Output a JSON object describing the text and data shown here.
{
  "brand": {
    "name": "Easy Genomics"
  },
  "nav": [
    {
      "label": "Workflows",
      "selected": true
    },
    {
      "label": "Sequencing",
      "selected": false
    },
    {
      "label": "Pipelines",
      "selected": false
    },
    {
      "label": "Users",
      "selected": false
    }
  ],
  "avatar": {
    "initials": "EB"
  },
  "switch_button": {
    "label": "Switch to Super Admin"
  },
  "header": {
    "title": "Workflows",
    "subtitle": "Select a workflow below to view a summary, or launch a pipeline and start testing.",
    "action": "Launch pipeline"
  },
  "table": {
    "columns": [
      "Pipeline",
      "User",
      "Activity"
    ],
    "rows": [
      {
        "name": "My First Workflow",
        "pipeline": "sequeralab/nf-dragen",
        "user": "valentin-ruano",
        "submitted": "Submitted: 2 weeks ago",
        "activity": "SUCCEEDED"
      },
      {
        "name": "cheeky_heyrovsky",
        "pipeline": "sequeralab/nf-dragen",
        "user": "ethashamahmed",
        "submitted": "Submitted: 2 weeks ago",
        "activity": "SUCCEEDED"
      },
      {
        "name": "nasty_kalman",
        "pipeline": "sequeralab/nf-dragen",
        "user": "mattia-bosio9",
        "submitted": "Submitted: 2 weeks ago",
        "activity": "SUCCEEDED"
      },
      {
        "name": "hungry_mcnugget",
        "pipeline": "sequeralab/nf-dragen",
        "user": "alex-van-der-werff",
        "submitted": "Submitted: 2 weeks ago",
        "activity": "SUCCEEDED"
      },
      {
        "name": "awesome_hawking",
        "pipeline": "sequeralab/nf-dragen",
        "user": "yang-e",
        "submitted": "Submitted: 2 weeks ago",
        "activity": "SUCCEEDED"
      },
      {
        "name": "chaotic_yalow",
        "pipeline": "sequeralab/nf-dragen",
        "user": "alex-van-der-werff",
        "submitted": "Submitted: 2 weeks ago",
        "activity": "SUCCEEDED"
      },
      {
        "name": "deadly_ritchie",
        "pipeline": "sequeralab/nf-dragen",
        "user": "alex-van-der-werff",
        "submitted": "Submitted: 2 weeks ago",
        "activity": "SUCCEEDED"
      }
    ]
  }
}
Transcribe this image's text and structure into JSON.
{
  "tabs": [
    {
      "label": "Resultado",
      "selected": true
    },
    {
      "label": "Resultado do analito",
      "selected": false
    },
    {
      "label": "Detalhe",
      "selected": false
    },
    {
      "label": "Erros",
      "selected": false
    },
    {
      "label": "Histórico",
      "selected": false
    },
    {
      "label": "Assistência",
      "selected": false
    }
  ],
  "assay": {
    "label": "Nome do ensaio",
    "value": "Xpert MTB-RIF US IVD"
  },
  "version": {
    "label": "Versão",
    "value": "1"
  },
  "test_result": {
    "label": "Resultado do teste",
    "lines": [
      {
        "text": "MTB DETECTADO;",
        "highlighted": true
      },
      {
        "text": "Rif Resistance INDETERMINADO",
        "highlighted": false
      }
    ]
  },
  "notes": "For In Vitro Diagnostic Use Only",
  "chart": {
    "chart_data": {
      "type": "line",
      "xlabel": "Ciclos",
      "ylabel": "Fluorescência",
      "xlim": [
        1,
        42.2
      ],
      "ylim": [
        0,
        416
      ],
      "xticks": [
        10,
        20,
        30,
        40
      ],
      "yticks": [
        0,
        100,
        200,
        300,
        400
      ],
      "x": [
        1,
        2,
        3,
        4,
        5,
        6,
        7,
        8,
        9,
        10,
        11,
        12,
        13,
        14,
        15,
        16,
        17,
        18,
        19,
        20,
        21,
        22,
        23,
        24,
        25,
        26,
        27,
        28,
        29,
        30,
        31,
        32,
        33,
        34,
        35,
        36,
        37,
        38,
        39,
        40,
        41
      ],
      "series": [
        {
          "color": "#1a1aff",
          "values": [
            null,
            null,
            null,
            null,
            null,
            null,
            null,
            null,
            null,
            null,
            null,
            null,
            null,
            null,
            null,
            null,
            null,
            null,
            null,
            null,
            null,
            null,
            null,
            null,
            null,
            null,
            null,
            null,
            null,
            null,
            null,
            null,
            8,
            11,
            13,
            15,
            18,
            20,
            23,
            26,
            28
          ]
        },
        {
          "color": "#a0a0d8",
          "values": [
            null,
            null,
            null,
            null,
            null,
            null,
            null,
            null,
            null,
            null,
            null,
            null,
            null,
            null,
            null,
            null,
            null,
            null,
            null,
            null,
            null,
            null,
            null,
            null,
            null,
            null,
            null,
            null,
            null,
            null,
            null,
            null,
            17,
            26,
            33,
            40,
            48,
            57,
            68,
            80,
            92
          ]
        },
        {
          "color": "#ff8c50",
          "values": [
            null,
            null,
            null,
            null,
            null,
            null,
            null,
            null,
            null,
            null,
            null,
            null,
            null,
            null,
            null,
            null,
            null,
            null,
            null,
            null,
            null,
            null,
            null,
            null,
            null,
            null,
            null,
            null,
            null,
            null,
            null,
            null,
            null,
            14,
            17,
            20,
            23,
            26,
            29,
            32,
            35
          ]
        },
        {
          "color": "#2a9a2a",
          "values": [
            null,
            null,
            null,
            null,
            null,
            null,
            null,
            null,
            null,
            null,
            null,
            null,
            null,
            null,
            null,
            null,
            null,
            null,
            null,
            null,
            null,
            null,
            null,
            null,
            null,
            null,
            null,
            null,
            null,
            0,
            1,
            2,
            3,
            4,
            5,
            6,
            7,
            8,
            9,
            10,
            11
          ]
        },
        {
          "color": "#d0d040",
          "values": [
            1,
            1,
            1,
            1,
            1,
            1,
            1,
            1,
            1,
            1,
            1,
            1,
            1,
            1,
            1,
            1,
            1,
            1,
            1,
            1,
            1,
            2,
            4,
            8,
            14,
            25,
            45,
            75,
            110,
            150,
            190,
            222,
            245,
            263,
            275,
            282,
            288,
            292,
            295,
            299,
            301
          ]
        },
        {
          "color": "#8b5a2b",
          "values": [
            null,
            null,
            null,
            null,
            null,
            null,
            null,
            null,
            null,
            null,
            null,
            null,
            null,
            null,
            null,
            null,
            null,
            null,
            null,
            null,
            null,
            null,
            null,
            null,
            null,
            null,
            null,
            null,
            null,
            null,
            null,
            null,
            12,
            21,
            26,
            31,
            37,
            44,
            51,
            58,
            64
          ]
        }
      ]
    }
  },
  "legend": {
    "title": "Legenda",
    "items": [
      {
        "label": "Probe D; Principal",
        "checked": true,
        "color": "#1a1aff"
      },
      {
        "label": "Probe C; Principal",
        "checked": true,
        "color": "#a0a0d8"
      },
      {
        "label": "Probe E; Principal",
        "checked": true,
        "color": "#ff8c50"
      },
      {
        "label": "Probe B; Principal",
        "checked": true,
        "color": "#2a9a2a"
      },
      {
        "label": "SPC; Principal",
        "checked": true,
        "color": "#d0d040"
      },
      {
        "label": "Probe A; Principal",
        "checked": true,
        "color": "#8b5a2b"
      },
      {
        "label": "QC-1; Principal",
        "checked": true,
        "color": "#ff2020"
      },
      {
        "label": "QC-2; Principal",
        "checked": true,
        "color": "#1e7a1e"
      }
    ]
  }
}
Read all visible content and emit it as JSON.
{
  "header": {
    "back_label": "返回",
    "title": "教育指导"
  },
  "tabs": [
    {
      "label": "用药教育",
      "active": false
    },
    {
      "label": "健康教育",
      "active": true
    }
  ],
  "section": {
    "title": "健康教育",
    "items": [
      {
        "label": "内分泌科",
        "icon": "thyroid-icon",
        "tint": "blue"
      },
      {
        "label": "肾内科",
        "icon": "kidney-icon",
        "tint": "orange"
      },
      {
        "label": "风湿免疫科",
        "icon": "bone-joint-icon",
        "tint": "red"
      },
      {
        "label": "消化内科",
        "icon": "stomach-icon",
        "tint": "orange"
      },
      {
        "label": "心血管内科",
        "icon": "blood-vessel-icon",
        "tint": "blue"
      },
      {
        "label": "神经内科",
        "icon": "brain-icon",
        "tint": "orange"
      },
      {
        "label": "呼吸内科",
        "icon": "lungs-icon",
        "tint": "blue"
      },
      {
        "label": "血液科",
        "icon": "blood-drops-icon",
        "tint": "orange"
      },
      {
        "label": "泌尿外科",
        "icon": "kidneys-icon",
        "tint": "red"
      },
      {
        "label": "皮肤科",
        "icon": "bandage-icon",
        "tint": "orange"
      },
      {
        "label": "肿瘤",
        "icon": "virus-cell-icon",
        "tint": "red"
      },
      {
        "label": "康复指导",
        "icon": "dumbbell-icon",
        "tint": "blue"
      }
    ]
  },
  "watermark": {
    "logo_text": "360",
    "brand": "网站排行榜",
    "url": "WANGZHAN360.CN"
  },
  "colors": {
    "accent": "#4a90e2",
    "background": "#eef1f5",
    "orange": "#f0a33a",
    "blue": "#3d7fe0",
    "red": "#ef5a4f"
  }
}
-------------------------
# [Instructions for the task]
Please return each line of the listing above that contains "name".

# [Expected output]
    "name": "Easy Genomics"
        "name": "My First Workflow",
        "name": "cheeky_heyrovsky",
        "name": "nasty_kalman",
        "name": "hungry_mcnugget",
        "name": "awesome_hawking",
        "name": "chaotic_yalow",
        "name": "deadly_ritchie",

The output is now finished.